Task prompt - Repeat the data below exactly, dropping any pictures it holds.

Extracted material -
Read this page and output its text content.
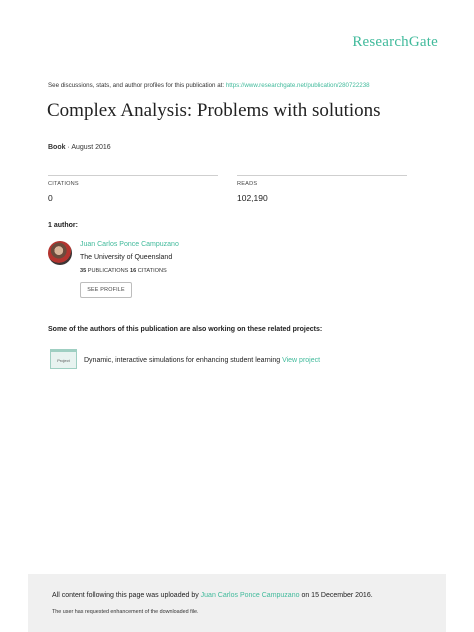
ResearchGate
See discussions, stats, and author profiles for this publication at: https://www.researchgate.net/publication/280722238
Complex Analysis: Problems with solutions
Book · August 2016
CITATIONS
0
READS
102,190
1 author:
Juan Carlos Ponce Campuzano
The University of Queensland
35 PUBLICATIONS 16 CITATIONS
SEE PROFILE
Some of the authors of this publication are also working on these related projects:
Project Dynamic, interactive simulations for enhancing student learning View project
All content following this page was uploaded by Juan Carlos Ponce Campuzano on 15 December 2016.
The user has requested enhancement of the downloaded file.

Written answer -
Read this page and output its text content.
ResearchGate
See discussions, stats, and author profiles for this publication at: https://www.researchgate.net/publication/280722238
Complex Analysis: Problems with solutions
Book · August 2016
CITATIONS
0
READS
102,190
1 author:
Juan Carlos Ponce Campuzano
The University of Queensland
35 PUBLICATIONS 16 CITATIONS
SEE PROFILE
Some of the authors of this publication are also working on these related projects:
Project Dynamic, interactive simulations for enhancing student learning View project
All content following this page was uploaded by Juan Carlos Ponce Campuzano on 15 December 2016.
The user has requested enhancement of the downloaded file.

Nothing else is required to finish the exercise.